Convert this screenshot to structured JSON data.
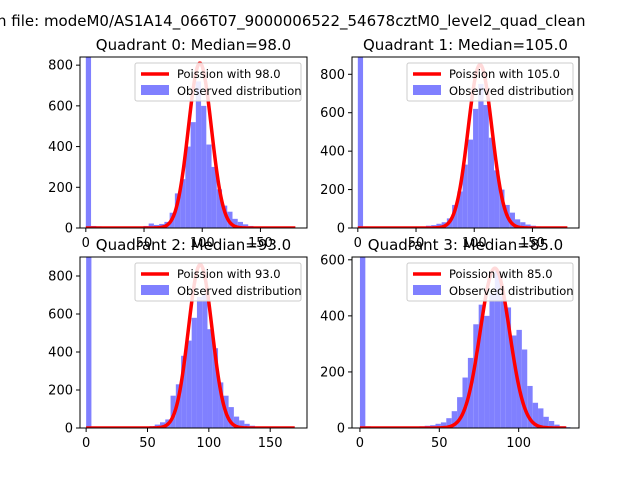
{
  "figure": {
    "suptitle": "n file: modeM0/AS1A14_066T07_9000006522_54678cztM0_level2_quad_clean"
  },
  "colors": {
    "hist_fill": "#8080ff",
    "poisson_line": "#ff0000",
    "axes": "#000000",
    "legend_border": "#cccccc"
  },
  "chart_data": [
    {
      "type": "bar",
      "title": "Quadrant 0: Median=98.0",
      "median": 98.0,
      "xlim": [
        -5,
        190
      ],
      "ylim": [
        0,
        840
      ],
      "xticks": [
        0,
        50,
        100,
        150
      ],
      "yticks": [
        0,
        200,
        400,
        600,
        800
      ],
      "legend": {
        "placement": "top-right",
        "entries": [
          "Poission with 98.0",
          "Observed distribution"
        ]
      },
      "histogram": {
        "bin_width": 4.5,
        "bins": [
          {
            "x": 0,
            "y": 850
          },
          {
            "x": 4.5,
            "y": 10
          },
          {
            "x": 9,
            "y": 8
          },
          {
            "x": 13.5,
            "y": 6
          },
          {
            "x": 18,
            "y": 5
          },
          {
            "x": 22.5,
            "y": 4
          },
          {
            "x": 27,
            "y": 4
          },
          {
            "x": 31.5,
            "y": 3
          },
          {
            "x": 36,
            "y": 4
          },
          {
            "x": 40.5,
            "y": 4
          },
          {
            "x": 45,
            "y": 6
          },
          {
            "x": 49.5,
            "y": 10
          },
          {
            "x": 54,
            "y": 22
          },
          {
            "x": 58.5,
            "y": 15
          },
          {
            "x": 63,
            "y": 20
          },
          {
            "x": 67.5,
            "y": 30
          },
          {
            "x": 72,
            "y": 75
          },
          {
            "x": 76.5,
            "y": 170
          },
          {
            "x": 81,
            "y": 240
          },
          {
            "x": 85.5,
            "y": 400
          },
          {
            "x": 90,
            "y": 520
          },
          {
            "x": 94.5,
            "y": 720
          },
          {
            "x": 99,
            "y": 600
          },
          {
            "x": 103.5,
            "y": 410
          },
          {
            "x": 108,
            "y": 300
          },
          {
            "x": 112.5,
            "y": 190
          },
          {
            "x": 117,
            "y": 110
          },
          {
            "x": 121.5,
            "y": 80
          },
          {
            "x": 126,
            "y": 45
          },
          {
            "x": 130.5,
            "y": 30
          },
          {
            "x": 135,
            "y": 18
          },
          {
            "x": 139.5,
            "y": 10
          },
          {
            "x": 144,
            "y": 6
          },
          {
            "x": 148.5,
            "y": 4
          },
          {
            "x": 153,
            "y": 3
          },
          {
            "x": 157.5,
            "y": 2
          },
          {
            "x": 162,
            "y": 2
          },
          {
            "x": 166.5,
            "y": 1
          },
          {
            "x": 171,
            "y": 1
          },
          {
            "x": 175.5,
            "y": 1
          }
        ]
      },
      "poisson": {
        "mean": 98.0,
        "peak": 810,
        "x_range": [
          0,
          180
        ]
      }
    },
    {
      "type": "bar",
      "title": "Quadrant 1: Median=105.0",
      "median": 105.0,
      "xlim": [
        -5,
        190
      ],
      "ylim": [
        0,
        890
      ],
      "xticks": [
        0,
        50,
        100,
        150
      ],
      "yticks": [
        0,
        200,
        400,
        600,
        800
      ],
      "legend": {
        "placement": "top-right",
        "entries": [
          "Poission with 105.0",
          "Observed distribution"
        ]
      },
      "histogram": {
        "bin_width": 4.5,
        "bins": [
          {
            "x": 0,
            "y": 900
          },
          {
            "x": 4.5,
            "y": 8
          },
          {
            "x": 9,
            "y": 6
          },
          {
            "x": 13.5,
            "y": 5
          },
          {
            "x": 18,
            "y": 4
          },
          {
            "x": 22.5,
            "y": 4
          },
          {
            "x": 27,
            "y": 3
          },
          {
            "x": 31.5,
            "y": 3
          },
          {
            "x": 36,
            "y": 3
          },
          {
            "x": 40.5,
            "y": 4
          },
          {
            "x": 45,
            "y": 4
          },
          {
            "x": 49.5,
            "y": 5
          },
          {
            "x": 54,
            "y": 8
          },
          {
            "x": 58.5,
            "y": 12
          },
          {
            "x": 63,
            "y": 15
          },
          {
            "x": 67.5,
            "y": 22
          },
          {
            "x": 72,
            "y": 30
          },
          {
            "x": 76.5,
            "y": 50
          },
          {
            "x": 81,
            "y": 120
          },
          {
            "x": 85.5,
            "y": 190
          },
          {
            "x": 90,
            "y": 330
          },
          {
            "x": 94.5,
            "y": 460
          },
          {
            "x": 99,
            "y": 620
          },
          {
            "x": 103.5,
            "y": 750
          },
          {
            "x": 108,
            "y": 640
          },
          {
            "x": 112.5,
            "y": 470
          },
          {
            "x": 117,
            "y": 300
          },
          {
            "x": 121.5,
            "y": 200
          },
          {
            "x": 126,
            "y": 120
          },
          {
            "x": 130.5,
            "y": 80
          },
          {
            "x": 135,
            "y": 45
          },
          {
            "x": 139.5,
            "y": 30
          },
          {
            "x": 144,
            "y": 18
          },
          {
            "x": 148.5,
            "y": 12
          },
          {
            "x": 153,
            "y": 8
          },
          {
            "x": 157.5,
            "y": 5
          },
          {
            "x": 162,
            "y": 3
          },
          {
            "x": 166.5,
            "y": 2
          },
          {
            "x": 171,
            "y": 1
          },
          {
            "x": 175.5,
            "y": 1
          }
        ]
      },
      "poisson": {
        "mean": 105.0,
        "peak": 850,
        "x_range": [
          0,
          180
        ]
      }
    },
    {
      "type": "bar",
      "title": "Quadrant 2: Median=93.0",
      "median": 93.0,
      "xlim": [
        -5,
        180
      ],
      "ylim": [
        0,
        900
      ],
      "xticks": [
        0,
        50,
        100,
        150
      ],
      "yticks": [
        0,
        200,
        400,
        600,
        800
      ],
      "legend": {
        "placement": "top-right",
        "entries": [
          "Poission with 93.0",
          "Observed distribution"
        ]
      },
      "histogram": {
        "bin_width": 4.3,
        "bins": [
          {
            "x": 0,
            "y": 910
          },
          {
            "x": 4.3,
            "y": 8
          },
          {
            "x": 8.6,
            "y": 6
          },
          {
            "x": 12.9,
            "y": 5
          },
          {
            "x": 17.2,
            "y": 4
          },
          {
            "x": 21.5,
            "y": 4
          },
          {
            "x": 25.8,
            "y": 3
          },
          {
            "x": 30.1,
            "y": 3
          },
          {
            "x": 34.4,
            "y": 3
          },
          {
            "x": 38.7,
            "y": 4
          },
          {
            "x": 43,
            "y": 5
          },
          {
            "x": 47.3,
            "y": 6
          },
          {
            "x": 51.6,
            "y": 10
          },
          {
            "x": 55.9,
            "y": 18
          },
          {
            "x": 60.2,
            "y": 30
          },
          {
            "x": 64.5,
            "y": 45
          },
          {
            "x": 68.8,
            "y": 170
          },
          {
            "x": 73.1,
            "y": 230
          },
          {
            "x": 77.4,
            "y": 380
          },
          {
            "x": 81.7,
            "y": 460
          },
          {
            "x": 86,
            "y": 580
          },
          {
            "x": 90.3,
            "y": 690
          },
          {
            "x": 94.6,
            "y": 700
          },
          {
            "x": 98.9,
            "y": 520
          },
          {
            "x": 103.2,
            "y": 420
          },
          {
            "x": 107.5,
            "y": 240
          },
          {
            "x": 111.8,
            "y": 170
          },
          {
            "x": 116.1,
            "y": 110
          },
          {
            "x": 120.4,
            "y": 60
          },
          {
            "x": 124.7,
            "y": 40
          },
          {
            "x": 129,
            "y": 22
          },
          {
            "x": 133.3,
            "y": 12
          },
          {
            "x": 137.6,
            "y": 8
          },
          {
            "x": 141.9,
            "y": 5
          },
          {
            "x": 146.2,
            "y": 3
          },
          {
            "x": 150.5,
            "y": 2
          },
          {
            "x": 154.8,
            "y": 2
          },
          {
            "x": 159.1,
            "y": 1
          },
          {
            "x": 163.4,
            "y": 1
          },
          {
            "x": 167.7,
            "y": 1
          }
        ]
      },
      "poisson": {
        "mean": 93.0,
        "peak": 860,
        "x_range": [
          0,
          170
        ]
      }
    },
    {
      "type": "bar",
      "title": "Quadrant 3: Median=85.0",
      "median": 85.0,
      "xlim": [
        -5,
        138
      ],
      "ylim": [
        0,
        610
      ],
      "xticks": [
        0,
        50,
        100
      ],
      "yticks": [
        0,
        200,
        400,
        600
      ],
      "legend": {
        "placement": "top-right",
        "entries": [
          "Poission with 85.0",
          "Observed distribution"
        ]
      },
      "histogram": {
        "bin_width": 3.4,
        "bins": [
          {
            "x": 0,
            "y": 620
          },
          {
            "x": 3.4,
            "y": 6
          },
          {
            "x": 6.8,
            "y": 5
          },
          {
            "x": 10.2,
            "y": 4
          },
          {
            "x": 13.6,
            "y": 3
          },
          {
            "x": 17,
            "y": 3
          },
          {
            "x": 20.4,
            "y": 3
          },
          {
            "x": 23.8,
            "y": 3
          },
          {
            "x": 27.2,
            "y": 3
          },
          {
            "x": 30.6,
            "y": 4
          },
          {
            "x": 34,
            "y": 5
          },
          {
            "x": 37.4,
            "y": 6
          },
          {
            "x": 40.8,
            "y": 8
          },
          {
            "x": 44.2,
            "y": 10
          },
          {
            "x": 47.6,
            "y": 15
          },
          {
            "x": 51,
            "y": 20
          },
          {
            "x": 54.4,
            "y": 35
          },
          {
            "x": 57.8,
            "y": 60
          },
          {
            "x": 61.2,
            "y": 110
          },
          {
            "x": 64.6,
            "y": 180
          },
          {
            "x": 68,
            "y": 250
          },
          {
            "x": 71.4,
            "y": 370
          },
          {
            "x": 74.8,
            "y": 440
          },
          {
            "x": 78.2,
            "y": 400
          },
          {
            "x": 81.6,
            "y": 480
          },
          {
            "x": 85,
            "y": 560
          },
          {
            "x": 88.4,
            "y": 470
          },
          {
            "x": 91.8,
            "y": 430
          },
          {
            "x": 95.2,
            "y": 330
          },
          {
            "x": 98.6,
            "y": 350
          },
          {
            "x": 102,
            "y": 280
          },
          {
            "x": 105.4,
            "y": 150
          },
          {
            "x": 108.8,
            "y": 90
          },
          {
            "x": 112.2,
            "y": 70
          },
          {
            "x": 115.6,
            "y": 40
          },
          {
            "x": 119,
            "y": 25
          },
          {
            "x": 122.4,
            "y": 12
          },
          {
            "x": 125.8,
            "y": 6
          },
          {
            "x": 129.2,
            "y": 3
          }
        ]
      },
      "poisson": {
        "mean": 85.0,
        "peak": 570,
        "x_range": [
          0,
          130
        ]
      }
    }
  ]
}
+ + + + + + +
• What the task requires:
Pull out every line of the entries that includes the word "Poission".

• Task solution:
          "Poission with 98.0",
          "Poission with 105.0",
          "Poission with 93.0",
          "Poission with 85.0",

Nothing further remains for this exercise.